Reproduce word for word the stretch of the passage on Georgia's legal deserts from "Some proposed solutions" through "family law cases.".

Given passage:
--- --- ---

Recently, the Fulton County Daily Report featured a story on legal deserts in Georgia where 60 of Georgia’s southern and rural counties have 10 or fewer lawyers. Seven of those counties had no licensed attorneys. Those counties without private legal representation are: Baker, Clay, McIntosh, Schley and Webster. The Georgia Legal Services Program, a state-wide non-profit that provides legal services for low income clients, reports that the number of counties without any representation is growing. While rural populations are shrinking, access to justice still strains those remaining in these communities. Many rural citizens represent themselves and have to travel outside their county for circuit judges to hear cases. The Georgia State University Center for Access to Justice estimates that there are over a million unrepresented citizens in the current state legal system.
Some proposed solutions to legal deserts are hosted legal clinics and self-help centers to aid the unrepresented in legal cases; simplifying court forms; providing financial incentives for pro bono practice; and offering a series of videos with step by step instructions for family law cases.

--- --- ---

Dataset entries:

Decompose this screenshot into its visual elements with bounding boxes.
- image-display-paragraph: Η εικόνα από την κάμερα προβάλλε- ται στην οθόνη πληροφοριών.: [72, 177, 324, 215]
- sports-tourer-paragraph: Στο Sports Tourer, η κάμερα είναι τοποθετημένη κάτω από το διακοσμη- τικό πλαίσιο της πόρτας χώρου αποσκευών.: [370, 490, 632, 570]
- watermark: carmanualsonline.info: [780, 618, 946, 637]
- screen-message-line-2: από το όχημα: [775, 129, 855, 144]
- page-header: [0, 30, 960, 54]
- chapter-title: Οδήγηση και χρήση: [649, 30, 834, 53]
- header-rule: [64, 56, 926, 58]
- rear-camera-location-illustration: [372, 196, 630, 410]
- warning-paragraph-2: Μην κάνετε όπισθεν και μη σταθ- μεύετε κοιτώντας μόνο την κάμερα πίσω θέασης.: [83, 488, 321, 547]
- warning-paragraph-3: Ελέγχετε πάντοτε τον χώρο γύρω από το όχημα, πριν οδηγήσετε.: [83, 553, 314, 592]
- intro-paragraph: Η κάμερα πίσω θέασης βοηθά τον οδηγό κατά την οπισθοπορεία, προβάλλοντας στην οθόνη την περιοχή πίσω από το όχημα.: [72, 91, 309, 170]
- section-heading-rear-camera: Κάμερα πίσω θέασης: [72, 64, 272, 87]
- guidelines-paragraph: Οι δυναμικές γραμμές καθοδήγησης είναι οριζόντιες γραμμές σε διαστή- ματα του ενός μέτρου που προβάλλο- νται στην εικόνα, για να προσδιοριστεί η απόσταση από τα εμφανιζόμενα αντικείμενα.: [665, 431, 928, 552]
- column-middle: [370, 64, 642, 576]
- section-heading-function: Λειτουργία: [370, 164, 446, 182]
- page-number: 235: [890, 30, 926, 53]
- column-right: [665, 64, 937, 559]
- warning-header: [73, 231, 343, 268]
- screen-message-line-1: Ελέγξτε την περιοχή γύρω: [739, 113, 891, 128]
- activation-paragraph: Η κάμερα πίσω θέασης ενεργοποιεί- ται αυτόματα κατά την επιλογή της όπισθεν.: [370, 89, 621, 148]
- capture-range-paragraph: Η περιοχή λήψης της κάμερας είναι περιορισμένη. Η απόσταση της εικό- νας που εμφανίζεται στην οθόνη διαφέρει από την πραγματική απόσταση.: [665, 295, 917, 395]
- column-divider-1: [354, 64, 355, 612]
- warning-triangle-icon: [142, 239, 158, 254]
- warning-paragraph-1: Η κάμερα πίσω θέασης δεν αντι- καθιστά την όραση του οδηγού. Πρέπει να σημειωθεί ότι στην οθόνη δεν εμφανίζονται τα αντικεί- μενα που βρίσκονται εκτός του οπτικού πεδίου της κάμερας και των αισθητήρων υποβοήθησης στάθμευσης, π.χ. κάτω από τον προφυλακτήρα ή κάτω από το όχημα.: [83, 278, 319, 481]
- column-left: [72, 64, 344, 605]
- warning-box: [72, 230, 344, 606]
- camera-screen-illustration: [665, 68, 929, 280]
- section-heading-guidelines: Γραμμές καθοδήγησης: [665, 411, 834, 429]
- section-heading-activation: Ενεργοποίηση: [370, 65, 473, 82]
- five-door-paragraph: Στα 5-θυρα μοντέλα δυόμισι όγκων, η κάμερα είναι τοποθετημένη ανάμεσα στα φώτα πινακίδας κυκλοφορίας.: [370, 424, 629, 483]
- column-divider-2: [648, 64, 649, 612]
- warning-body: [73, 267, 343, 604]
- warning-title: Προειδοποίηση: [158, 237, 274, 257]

--- --- ---

Answer to the exercise:
Some proposed solutions to legal deserts are hosted legal clinics and self-help centers to aid the unrepresented in legal cases; simplifying court forms; providing financial incentives for pro bono practice; and offering a series of videos with step by step instructions for family law cases.